* Given records:
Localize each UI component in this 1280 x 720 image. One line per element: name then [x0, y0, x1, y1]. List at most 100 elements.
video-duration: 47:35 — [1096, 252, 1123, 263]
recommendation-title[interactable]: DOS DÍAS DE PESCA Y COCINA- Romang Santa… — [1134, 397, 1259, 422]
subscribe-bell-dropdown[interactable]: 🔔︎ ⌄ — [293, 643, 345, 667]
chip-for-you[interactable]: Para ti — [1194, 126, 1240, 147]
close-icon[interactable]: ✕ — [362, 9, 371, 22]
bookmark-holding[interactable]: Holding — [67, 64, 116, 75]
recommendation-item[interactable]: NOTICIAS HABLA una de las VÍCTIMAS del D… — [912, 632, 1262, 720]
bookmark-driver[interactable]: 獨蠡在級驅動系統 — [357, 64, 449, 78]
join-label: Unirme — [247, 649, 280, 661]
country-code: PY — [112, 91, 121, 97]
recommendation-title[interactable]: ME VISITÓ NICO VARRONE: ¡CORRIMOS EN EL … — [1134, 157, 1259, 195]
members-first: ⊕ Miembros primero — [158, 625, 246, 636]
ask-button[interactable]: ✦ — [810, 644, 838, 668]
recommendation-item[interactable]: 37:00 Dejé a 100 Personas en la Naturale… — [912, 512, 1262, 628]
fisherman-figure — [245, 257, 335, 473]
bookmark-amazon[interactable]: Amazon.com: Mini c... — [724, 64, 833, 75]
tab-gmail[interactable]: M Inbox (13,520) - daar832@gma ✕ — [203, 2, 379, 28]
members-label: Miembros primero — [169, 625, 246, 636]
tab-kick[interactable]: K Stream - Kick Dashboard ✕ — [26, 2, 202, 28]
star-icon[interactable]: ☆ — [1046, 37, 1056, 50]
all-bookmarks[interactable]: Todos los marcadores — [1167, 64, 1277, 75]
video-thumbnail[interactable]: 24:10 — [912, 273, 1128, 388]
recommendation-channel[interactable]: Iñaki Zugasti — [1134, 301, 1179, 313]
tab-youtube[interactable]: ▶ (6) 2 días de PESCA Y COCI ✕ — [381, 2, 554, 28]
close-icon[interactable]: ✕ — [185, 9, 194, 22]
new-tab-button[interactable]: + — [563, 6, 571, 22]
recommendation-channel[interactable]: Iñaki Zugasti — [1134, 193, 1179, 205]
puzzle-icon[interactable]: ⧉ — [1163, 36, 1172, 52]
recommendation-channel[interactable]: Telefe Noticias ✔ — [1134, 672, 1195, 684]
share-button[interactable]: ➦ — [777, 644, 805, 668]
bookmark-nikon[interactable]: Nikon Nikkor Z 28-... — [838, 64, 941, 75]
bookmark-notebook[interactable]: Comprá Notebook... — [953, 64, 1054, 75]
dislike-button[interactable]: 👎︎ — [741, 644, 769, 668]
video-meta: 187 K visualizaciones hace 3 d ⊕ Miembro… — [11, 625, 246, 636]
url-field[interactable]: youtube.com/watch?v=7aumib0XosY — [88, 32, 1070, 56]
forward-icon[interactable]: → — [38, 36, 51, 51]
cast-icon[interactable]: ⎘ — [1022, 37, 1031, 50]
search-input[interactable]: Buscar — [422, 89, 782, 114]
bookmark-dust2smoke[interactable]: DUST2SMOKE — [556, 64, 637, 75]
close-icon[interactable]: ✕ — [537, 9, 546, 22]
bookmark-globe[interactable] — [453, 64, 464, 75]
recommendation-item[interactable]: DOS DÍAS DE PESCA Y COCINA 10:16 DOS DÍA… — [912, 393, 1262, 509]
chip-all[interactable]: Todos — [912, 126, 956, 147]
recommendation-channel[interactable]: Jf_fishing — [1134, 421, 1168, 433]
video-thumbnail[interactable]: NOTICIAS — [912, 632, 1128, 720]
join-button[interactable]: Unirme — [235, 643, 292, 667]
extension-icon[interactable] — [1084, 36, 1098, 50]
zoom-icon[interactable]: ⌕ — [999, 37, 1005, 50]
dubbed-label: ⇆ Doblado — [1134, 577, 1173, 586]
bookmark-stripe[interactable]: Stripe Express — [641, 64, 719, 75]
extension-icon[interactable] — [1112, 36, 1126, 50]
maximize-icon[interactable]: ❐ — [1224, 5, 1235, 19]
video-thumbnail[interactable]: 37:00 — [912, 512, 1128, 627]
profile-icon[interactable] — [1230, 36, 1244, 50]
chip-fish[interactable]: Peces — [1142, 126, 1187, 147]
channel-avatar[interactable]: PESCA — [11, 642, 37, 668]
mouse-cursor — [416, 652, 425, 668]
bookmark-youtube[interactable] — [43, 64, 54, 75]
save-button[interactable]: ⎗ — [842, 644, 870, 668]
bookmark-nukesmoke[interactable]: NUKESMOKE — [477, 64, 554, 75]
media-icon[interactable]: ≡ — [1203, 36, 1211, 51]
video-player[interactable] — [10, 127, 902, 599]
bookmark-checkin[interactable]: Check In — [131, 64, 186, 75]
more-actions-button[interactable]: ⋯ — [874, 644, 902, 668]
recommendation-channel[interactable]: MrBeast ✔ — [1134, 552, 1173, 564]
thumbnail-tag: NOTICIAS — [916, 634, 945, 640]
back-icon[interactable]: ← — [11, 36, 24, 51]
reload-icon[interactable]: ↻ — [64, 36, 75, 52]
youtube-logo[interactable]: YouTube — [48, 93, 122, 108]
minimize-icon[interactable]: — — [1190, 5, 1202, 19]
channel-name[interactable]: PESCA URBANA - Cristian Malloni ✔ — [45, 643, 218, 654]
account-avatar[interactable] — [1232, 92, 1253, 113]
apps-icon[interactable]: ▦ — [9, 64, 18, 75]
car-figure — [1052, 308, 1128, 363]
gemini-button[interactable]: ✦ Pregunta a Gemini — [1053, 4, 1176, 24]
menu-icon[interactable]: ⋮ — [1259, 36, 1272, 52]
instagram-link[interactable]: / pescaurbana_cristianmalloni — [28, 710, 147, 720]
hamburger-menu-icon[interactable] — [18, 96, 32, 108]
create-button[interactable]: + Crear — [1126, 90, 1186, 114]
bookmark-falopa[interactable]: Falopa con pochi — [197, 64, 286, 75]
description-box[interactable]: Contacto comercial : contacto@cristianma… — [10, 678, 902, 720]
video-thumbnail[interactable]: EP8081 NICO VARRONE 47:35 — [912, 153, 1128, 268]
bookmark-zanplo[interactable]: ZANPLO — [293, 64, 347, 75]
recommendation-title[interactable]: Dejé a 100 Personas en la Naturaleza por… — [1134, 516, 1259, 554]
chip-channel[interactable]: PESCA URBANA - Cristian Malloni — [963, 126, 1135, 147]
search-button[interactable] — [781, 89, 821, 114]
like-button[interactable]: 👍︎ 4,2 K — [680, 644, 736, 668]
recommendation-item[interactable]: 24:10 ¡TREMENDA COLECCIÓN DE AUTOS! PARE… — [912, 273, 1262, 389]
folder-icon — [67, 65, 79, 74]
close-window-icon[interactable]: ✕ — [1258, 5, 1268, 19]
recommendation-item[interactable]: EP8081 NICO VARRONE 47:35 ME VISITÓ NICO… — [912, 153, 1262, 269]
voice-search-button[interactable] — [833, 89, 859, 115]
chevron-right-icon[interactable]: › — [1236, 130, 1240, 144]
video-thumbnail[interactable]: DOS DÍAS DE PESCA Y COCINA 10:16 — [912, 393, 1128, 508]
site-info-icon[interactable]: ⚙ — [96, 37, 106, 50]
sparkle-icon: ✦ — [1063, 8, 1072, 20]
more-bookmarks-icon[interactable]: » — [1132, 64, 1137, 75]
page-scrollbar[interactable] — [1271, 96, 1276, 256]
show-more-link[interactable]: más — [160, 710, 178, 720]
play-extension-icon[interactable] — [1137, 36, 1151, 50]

* What you need to do:
Format every line of the entries above as a JSON list of strings, with one string per line and no blank lines.

* Right answer:
[
  "Localize each UI component in this 1280 x 720 image. One line per element: name then [x0, y0, x1, y1]. List at most 100 elements.",
  "video-duration: 47:35 — [1096, 252, 1123, 263]",
  "recommendation-title[interactable]: DOS DÍAS DE PESCA Y COCINA- Romang Santa… — [1134, 397, 1259, 422]",
  "subscribe-bell-dropdown[interactable]: 🔔︎ ⌄ — [293, 643, 345, 667]",
  "chip-for-you[interactable]: Para ti — [1194, 126, 1240, 147]",
  "close-icon[interactable]: ✕ — [362, 9, 371, 22]",
  "bookmark-holding[interactable]: Holding — [67, 64, 116, 75]",
  "recommendation-item[interactable]: NOTICIAS HABLA una de las VÍCTIMAS del D… — [912, 632, 1262, 720]",
  "bookmark-driver[interactable]: 獨蠡在級驅動系統 — [357, 64, 449, 78]",
  "join-label: Unirme — [247, 649, 280, 661]",
  "country-code: PY — [112, 91, 121, 97]",
  "recommendation-title[interactable]: ME VISITÓ NICO VARRONE: ¡CORRIMOS EN EL … — [1134, 157, 1259, 195]",
  "members-first: ⊕ Miembros primero — [158, 625, 246, 636]",
  "ask-button[interactable]: ✦ — [810, 644, 838, 668]",
  "recommendation-item[interactable]: 37:00 Dejé a 100 Personas en la Naturale… — [912, 512, 1262, 628]",
  "fisherman-figure — [245, 257, 335, 473]",
  "bookmark-amazon[interactable]: Amazon.com: Mini c... — [724, 64, 833, 75]",
  "tab-gmail[interactable]: M Inbox (13,520) - daar832@gma ✕ — [203, 2, 379, 28]",
  "members-label: Miembros primero — [169, 625, 246, 636]",
  "tab-kick[interactable]: K Stream - Kick Dashboard ✕ — [26, 2, 202, 28]",
  "star-icon[interactable]: ☆ — [1046, 37, 1056, 50]",
  "all-bookmarks[interactable]: Todos los marcadores — [1167, 64, 1277, 75]",
  "video-thumbnail[interactable]: 24:10 — [912, 273, 1128, 388]",
  "recommendation-channel[interactable]: Iñaki Zugasti — [1134, 301, 1179, 313]",
  "tab-youtube[interactable]: ▶ (6) 2 días de PESCA Y COCI ✕ — [381, 2, 554, 28]",
  "close-icon[interactable]: ✕ — [185, 9, 194, 22]",
  "new-tab-button[interactable]: + — [563, 6, 571, 22]",
  "recommendation-channel[interactable]: Iñaki Zugasti — [1134, 193, 1179, 205]",
  "puzzle-icon[interactable]: ⧉ — [1163, 36, 1172, 52]",
  "recommendation-channel[interactable]: Telefe Noticias ✔ — [1134, 672, 1195, 684]",
  "share-button[interactable]: ➦ — [777, 644, 805, 668]",
  "bookmark-nikon[interactable]: Nikon Nikkor Z 28-... — [838, 64, 941, 75]",
  "bookmark-notebook[interactable]: Comprá Notebook... — [953, 64, 1054, 75]",
  "dislike-button[interactable]: 👎︎ — [741, 644, 769, 668]",
  "video-meta: 187 K visualizaciones hace 3 d ⊕ Miembro… — [11, 625, 246, 636]",
  "url-field[interactable]: youtube.com/watch?v=7aumib0XosY — [88, 32, 1070, 56]",
  "forward-icon[interactable]: → — [38, 36, 51, 51]",
  "cast-icon[interactable]: ⎘ — [1022, 37, 1031, 50]",
  "search-input[interactable]: Buscar — [422, 89, 782, 114]",
  "bookmark-dust2smoke[interactable]: DUST2SMOKE — [556, 64, 637, 75]",
  "close-icon[interactable]: ✕ — [537, 9, 546, 22]",
  "bookmark-globe[interactable] — [453, 64, 464, 75]",
  "recommendation-item[interactable]: DOS DÍAS DE PESCA Y COCINA 10:16 DOS DÍA… — [912, 393, 1262, 509]",
  "chip-all[interactable]: Todos — [912, 126, 956, 147]",
  "recommendation-channel[interactable]: Jf_fishing — [1134, 421, 1168, 433]",
  "video-thumbnail[interactable]: NOTICIAS — [912, 632, 1128, 720]",
  "join-button[interactable]: Unirme — [235, 643, 292, 667]",
  "extension-icon[interactable] — [1084, 36, 1098, 50]",
  "zoom-icon[interactable]: ⌕ — [999, 37, 1005, 50]",
  "dubbed-label: ⇆ Doblado — [1134, 577, 1173, 586]",
  "bookmark-stripe[interactable]: Stripe Express — [641, 64, 719, 75]",
  "extension-icon[interactable] — [1112, 36, 1126, 50]",
  "maximize-icon[interactable]: ❐ — [1224, 5, 1235, 19]",
  "video-thumbnail[interactable]: 37:00 — [912, 512, 1128, 627]",
  "profile-icon[interactable] — [1230, 36, 1244, 50]",
  "chip-fish[interactable]: Peces — [1142, 126, 1187, 147]",
  "channel-avatar[interactable]: PESCA — [11, 642, 37, 668]",
  "mouse-cursor — [416, 652, 425, 668]",
  "bookmark-youtube[interactable] — [43, 64, 54, 75]",
  "save-button[interactable]: ⎗ — [842, 644, 870, 668]",
  "bookmark-nukesmoke[interactable]: NUKESMOKE — [477, 64, 554, 75]",
  "media-icon[interactable]: ≡ — [1203, 36, 1211, 51]",
  "video-player[interactable] — [10, 127, 902, 599]",
  "bookmark-checkin[interactable]: Check In — [131, 64, 186, 75]",
  "more-actions-button[interactable]: ⋯ — [874, 644, 902, 668]",
  "recommendation-channel[interactable]: MrBeast ✔ — [1134, 552, 1173, 564]",
  "thumbnail-tag: NOTICIAS — [916, 634, 945, 640]",
  "back-icon[interactable]: ← — [11, 36, 24, 51]",
  "reload-icon[interactable]: ↻ — [64, 36, 75, 52]",
  "youtube-logo[interactable]: YouTube — [48, 93, 122, 108]",
  "minimize-icon[interactable]: — — [1190, 5, 1202, 19]",
  "channel-name[interactable]: PESCA URBANA - Cristian Malloni ✔ — [45, 643, 218, 654]",
  "account-avatar[interactable] — [1232, 92, 1253, 113]",
  "apps-icon[interactable]: ▦ — [9, 64, 18, 75]",
  "car-figure — [1052, 308, 1128, 363]",
  "gemini-button[interactable]: ✦ Pregunta a Gemini — [1053, 4, 1176, 24]",
  "menu-icon[interactable]: ⋮ — [1259, 36, 1272, 52]",
  "instagram-link[interactable]: / pescaurbana_cristianmalloni — [28, 710, 147, 720]",
  "hamburger-menu-icon[interactable] — [18, 96, 32, 108]",
  "create-button[interactable]: + Crear — [1126, 90, 1186, 114]",
  "bookmark-falopa[interactable]: Falopa con pochi — [197, 64, 286, 75]",
  "description-box[interactable]: Contacto comercial : contacto@cristianma… — [10, 678, 902, 720]",
  "video-thumbnail[interactable]: EP8081 NICO VARRONE 47:35 — [912, 153, 1128, 268]",
  "bookmark-zanplo[interactable]: ZANPLO — [293, 64, 347, 75]",
  "recommendation-title[interactable]: Dejé a 100 Personas en la Naturaleza por… — [1134, 516, 1259, 554]",
  "chip-channel[interactable]: PESCA URBANA - Cristian Malloni — [963, 126, 1135, 147]",
  "search-button[interactable] — [781, 89, 821, 114]",
  "like-button[interactable]: 👍︎ 4,2 K — [680, 644, 736, 668]",
  "recommendation-item[interactable]: 24:10 ¡TREMENDA COLECCIÓN DE AUTOS! PARE… — [912, 273, 1262, 389]",
  "folder-icon — [67, 65, 79, 74]",
  "close-window-icon[interactable]: ✕ — [1258, 5, 1268, 19]",
  "recommendation-item[interactable]: EP8081 NICO VARRONE 47:35 ME VISITÓ NICO… — [912, 153, 1262, 269]",
  "voice-search-button[interactable] — [833, 89, 859, 115]",
  "chevron-right-icon[interactable]: › — [1236, 130, 1240, 144]",
  "video-thumbnail[interactable]: DOS DÍAS DE PESCA Y COCINA 10:16 — [912, 393, 1128, 508]",
  "site-info-icon[interactable]: ⚙ — [96, 37, 106, 50]",
  "sparkle-icon: ✦ — [1063, 8, 1072, 20]",
  "more-bookmarks-icon[interactable]: » — [1132, 64, 1137, 75]",
  "page-scrollbar[interactable] — [1271, 96, 1276, 256]",
  "show-more-link[interactable]: más — [160, 710, 178, 720]",
  "play-extension-icon[interactable] — [1137, 36, 1151, 50]"
]